Goal
Return all of the data exactly as given.

BEGIN Given records

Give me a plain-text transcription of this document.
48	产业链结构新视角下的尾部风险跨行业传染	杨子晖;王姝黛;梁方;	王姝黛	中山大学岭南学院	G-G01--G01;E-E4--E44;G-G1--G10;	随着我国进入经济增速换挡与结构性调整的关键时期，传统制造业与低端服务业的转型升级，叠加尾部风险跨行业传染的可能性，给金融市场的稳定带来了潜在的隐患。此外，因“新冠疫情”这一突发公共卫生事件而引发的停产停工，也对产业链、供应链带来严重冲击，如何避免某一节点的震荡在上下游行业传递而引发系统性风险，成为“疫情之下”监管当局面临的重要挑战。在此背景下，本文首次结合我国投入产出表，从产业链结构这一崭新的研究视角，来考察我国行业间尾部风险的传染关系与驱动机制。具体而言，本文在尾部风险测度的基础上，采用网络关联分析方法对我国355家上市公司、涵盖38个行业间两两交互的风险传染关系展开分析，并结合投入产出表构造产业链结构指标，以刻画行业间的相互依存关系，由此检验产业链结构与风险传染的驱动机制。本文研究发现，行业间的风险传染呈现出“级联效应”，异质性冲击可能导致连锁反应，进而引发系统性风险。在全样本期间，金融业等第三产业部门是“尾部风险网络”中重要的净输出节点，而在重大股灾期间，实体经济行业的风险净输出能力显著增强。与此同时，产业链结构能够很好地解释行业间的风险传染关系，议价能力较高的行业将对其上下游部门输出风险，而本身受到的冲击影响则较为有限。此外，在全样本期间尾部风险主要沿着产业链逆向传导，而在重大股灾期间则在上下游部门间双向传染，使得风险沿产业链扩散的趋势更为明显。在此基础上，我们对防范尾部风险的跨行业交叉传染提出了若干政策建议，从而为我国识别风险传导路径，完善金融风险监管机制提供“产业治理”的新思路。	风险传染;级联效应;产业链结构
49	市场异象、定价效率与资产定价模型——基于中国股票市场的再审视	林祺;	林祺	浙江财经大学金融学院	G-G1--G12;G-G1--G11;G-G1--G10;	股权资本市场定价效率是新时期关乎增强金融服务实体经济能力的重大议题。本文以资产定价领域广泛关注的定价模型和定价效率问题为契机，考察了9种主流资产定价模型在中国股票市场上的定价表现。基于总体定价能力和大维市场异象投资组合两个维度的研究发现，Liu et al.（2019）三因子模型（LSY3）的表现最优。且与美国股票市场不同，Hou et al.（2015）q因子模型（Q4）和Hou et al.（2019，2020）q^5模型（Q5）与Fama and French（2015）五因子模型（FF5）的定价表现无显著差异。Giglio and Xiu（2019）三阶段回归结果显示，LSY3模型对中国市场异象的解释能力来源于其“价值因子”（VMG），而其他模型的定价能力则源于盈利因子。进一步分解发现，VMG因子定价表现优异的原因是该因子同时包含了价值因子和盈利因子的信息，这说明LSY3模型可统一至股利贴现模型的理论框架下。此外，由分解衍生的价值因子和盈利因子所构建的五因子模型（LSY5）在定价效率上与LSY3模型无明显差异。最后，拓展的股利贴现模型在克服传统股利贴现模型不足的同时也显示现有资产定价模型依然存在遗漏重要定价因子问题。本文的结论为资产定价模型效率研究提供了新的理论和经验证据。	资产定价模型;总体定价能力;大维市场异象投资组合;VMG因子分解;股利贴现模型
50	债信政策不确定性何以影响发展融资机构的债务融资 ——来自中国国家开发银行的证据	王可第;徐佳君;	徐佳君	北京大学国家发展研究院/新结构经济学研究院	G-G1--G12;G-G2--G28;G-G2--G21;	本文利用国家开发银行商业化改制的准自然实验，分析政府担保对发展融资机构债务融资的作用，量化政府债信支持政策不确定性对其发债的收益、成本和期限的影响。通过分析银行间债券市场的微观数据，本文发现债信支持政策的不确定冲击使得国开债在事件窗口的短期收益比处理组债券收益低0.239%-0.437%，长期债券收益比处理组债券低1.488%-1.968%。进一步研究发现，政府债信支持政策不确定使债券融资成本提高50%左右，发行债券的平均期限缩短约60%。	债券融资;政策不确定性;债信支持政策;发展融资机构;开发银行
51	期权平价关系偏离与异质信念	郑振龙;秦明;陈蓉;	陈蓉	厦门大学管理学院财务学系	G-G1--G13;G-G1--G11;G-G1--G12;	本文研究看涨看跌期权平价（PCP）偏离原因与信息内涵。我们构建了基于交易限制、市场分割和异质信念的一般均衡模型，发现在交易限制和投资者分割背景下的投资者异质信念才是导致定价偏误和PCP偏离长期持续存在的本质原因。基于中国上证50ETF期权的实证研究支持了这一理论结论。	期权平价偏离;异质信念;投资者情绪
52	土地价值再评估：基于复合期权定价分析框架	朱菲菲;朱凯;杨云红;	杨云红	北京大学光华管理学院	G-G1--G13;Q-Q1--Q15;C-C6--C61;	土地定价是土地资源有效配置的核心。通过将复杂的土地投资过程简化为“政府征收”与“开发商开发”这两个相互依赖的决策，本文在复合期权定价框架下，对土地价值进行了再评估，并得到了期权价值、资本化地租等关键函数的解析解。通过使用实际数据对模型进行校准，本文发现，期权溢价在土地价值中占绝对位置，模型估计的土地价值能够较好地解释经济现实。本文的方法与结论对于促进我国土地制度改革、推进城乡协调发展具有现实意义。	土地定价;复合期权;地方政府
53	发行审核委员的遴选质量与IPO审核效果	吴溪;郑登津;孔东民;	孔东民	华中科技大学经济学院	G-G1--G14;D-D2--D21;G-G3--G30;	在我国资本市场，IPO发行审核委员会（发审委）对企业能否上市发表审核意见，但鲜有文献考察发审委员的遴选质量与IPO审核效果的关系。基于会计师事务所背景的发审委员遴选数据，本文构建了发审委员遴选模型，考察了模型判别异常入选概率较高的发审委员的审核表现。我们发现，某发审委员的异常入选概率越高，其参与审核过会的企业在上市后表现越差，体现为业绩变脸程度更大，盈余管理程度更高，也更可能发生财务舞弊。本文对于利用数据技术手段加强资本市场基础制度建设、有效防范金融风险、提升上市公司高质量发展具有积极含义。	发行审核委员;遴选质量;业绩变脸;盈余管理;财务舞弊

END Given records

The solution
Give me a plain-text transcription of this document.
48	产业链结构新视角下的尾部风险跨行业传染	杨子晖;王姝黛;梁方;	王姝黛	中山大学岭南学院	G-G01--G01;E-E4--E44;G-G1--G10;	随着我国进入经济增速换挡与结构性调整的关键时期，传统制造业与低端服务业的转型升级，叠加尾部风险跨行业传染的可能性，给金融市场的稳定带来了潜在的隐患。此外，因“新冠疫情”这一突发公共卫生事件而引发的停产停工，也对产业链、供应链带来严重冲击，如何避免某一节点的震荡在上下游行业传递而引发系统性风险，成为“疫情之下”监管当局面临的重要挑战。在此背景下，本文首次结合我国投入产出表，从产业链结构这一崭新的研究视角，来考察我国行业间尾部风险的传染关系与驱动机制。具体而言，本文在尾部风险测度的基础上，采用网络关联分析方法对我国355家上市公司、涵盖38个行业间两两交互的风险传染关系展开分析，并结合投入产出表构造产业链结构指标，以刻画行业间的相互依存关系，由此检验产业链结构与风险传染的驱动机制。本文研究发现，行业间的风险传染呈现出“级联效应”，异质性冲击可能导致连锁反应，进而引发系统性风险。在全样本期间，金融业等第三产业部门是“尾部风险网络”中重要的净输出节点，而在重大股灾期间，实体经济行业的风险净输出能力显著增强。与此同时，产业链结构能够很好地解释行业间的风险传染关系，议价能力较高的行业将对其上下游部门输出风险，而本身受到的冲击影响则较为有限。此外，在全样本期间尾部风险主要沿着产业链逆向传导，而在重大股灾期间则在上下游部门间双向传染，使得风险沿产业链扩散的趋势更为明显。在此基础上，我们对防范尾部风险的跨行业交叉传染提出了若干政策建议，从而为我国识别风险传导路径，完善金融风险监管机制提供“产业治理”的新思路。	风险传染;级联效应;产业链结构
49	市场异象、定价效率与资产定价模型——基于中国股票市场的再审视	林祺;	林祺	浙江财经大学金融学院	G-G1--G12;G-G1--G11;G-G1--G10;	股权资本市场定价效率是新时期关乎增强金融服务实体经济能力的重大议题。本文以资产定价领域广泛关注的定价模型和定价效率问题为契机，考察了9种主流资产定价模型在中国股票市场上的定价表现。基于总体定价能力和大维市场异象投资组合两个维度的研究发现，Liu et al.（2019）三因子模型（LSY3）的表现最优。且与美国股票市场不同，Hou et al.（2015）q因子模型（Q4）和Hou et al.（2019，2020）q^5模型（Q5）与Fama and French（2015）五因子模型（FF5）的定价表现无显著差异。Giglio and Xiu（2019）三阶段回归结果显示，LSY3模型对中国市场异象的解释能力来源于其“价值因子”（VMG），而其他模型的定价能力则源于盈利因子。进一步分解发现，VMG因子定价表现优异的原因是该因子同时包含了价值因子和盈利因子的信息，这说明LSY3模型可统一至股利贴现模型的理论框架下。此外，由分解衍生的价值因子和盈利因子所构建的五因子模型（LSY5）在定价效率上与LSY3模型无明显差异。最后，拓展的股利贴现模型在克服传统股利贴现模型不足的同时也显示现有资产定价模型依然存在遗漏重要定价因子问题。本文的结论为资产定价模型效率研究提供了新的理论和经验证据。	资产定价模型;总体定价能力;大维市场异象投资组合;VMG因子分解;股利贴现模型
50	债信政策不确定性何以影响发展融资机构的债务融资 ——来自中国国家开发银行的证据	王可第;徐佳君;	徐佳君	北京大学国家发展研究院/新结构经济学研究院	G-G1--G12;G-G2--G28;G-G2--G21;	本文利用国家开发银行商业化改制的准自然实验，分析政府担保对发展融资机构债务融资的作用，量化政府债信支持政策不确定性对其发债的收益、成本和期限的影响。通过分析银行间债券市场的微观数据，本文发现债信支持政策的不确定冲击使得国开债在事件窗口的短期收益比处理组债券收益低0.239%-0.437%，长期债券收益比处理组债券低1.488%-1.968%。进一步研究发现，政府债信支持政策不确定使债券融资成本提高50%左右，发行债券的平均期限缩短约60%。	债券融资;政策不确定性;债信支持政策;发展融资机构;开发银行
51	期权平价关系偏离与异质信念	郑振龙;秦明;陈蓉;	陈蓉	厦门大学管理学院财务学系	G-G1--G13;G-G1--G11;G-G1--G12;	本文研究看涨看跌期权平价（PCP）偏离原因与信息内涵。我们构建了基于交易限制、市场分割和异质信念的一般均衡模型，发现在交易限制和投资者分割背景下的投资者异质信念才是导致定价偏误和PCP偏离长期持续存在的本质原因。基于中国上证50ETF期权的实证研究支持了这一理论结论。	期权平价偏离;异质信念;投资者情绪
52	土地价值再评估：基于复合期权定价分析框架	朱菲菲;朱凯;杨云红;	杨云红	北京大学光华管理学院	G-G1--G13;Q-Q1--Q15;C-C6--C61;	土地定价是土地资源有效配置的核心。通过将复杂的土地投资过程简化为“政府征收”与“开发商开发”这两个相互依赖的决策，本文在复合期权定价框架下，对土地价值进行了再评估，并得到了期权价值、资本化地租等关键函数的解析解。通过使用实际数据对模型进行校准，本文发现，期权溢价在土地价值中占绝对位置，模型估计的土地价值能够较好地解释经济现实。本文的方法与结论对于促进我国土地制度改革、推进城乡协调发展具有现实意义。	土地定价;复合期权;地方政府
53	发行审核委员的遴选质量与IPO审核效果	吴溪;郑登津;孔东民;	孔东民	华中科技大学经济学院	G-G1--G14;D-D2--D21;G-G3--G30;	在我国资本市场，IPO发行审核委员会（发审委）对企业能否上市发表审核意见，但鲜有文献考察发审委员的遴选质量与IPO审核效果的关系。基于会计师事务所背景的发审委员遴选数据，本文构建了发审委员遴选模型，考察了模型判别异常入选概率较高的发审委员的审核表现。我们发现，某发审委员的异常入选概率越高，其参与审核过会的企业在上市后表现越差，体现为业绩变脸程度更大，盈余管理程度更高，也更可能发生财务舞弊。本文对于利用数据技术手段加强资本市场基础制度建设、有效防范金融风险、提升上市公司高质量发展具有积极含义。	发行审核委员;遴选质量;业绩变脸;盈余管理;财务舞弊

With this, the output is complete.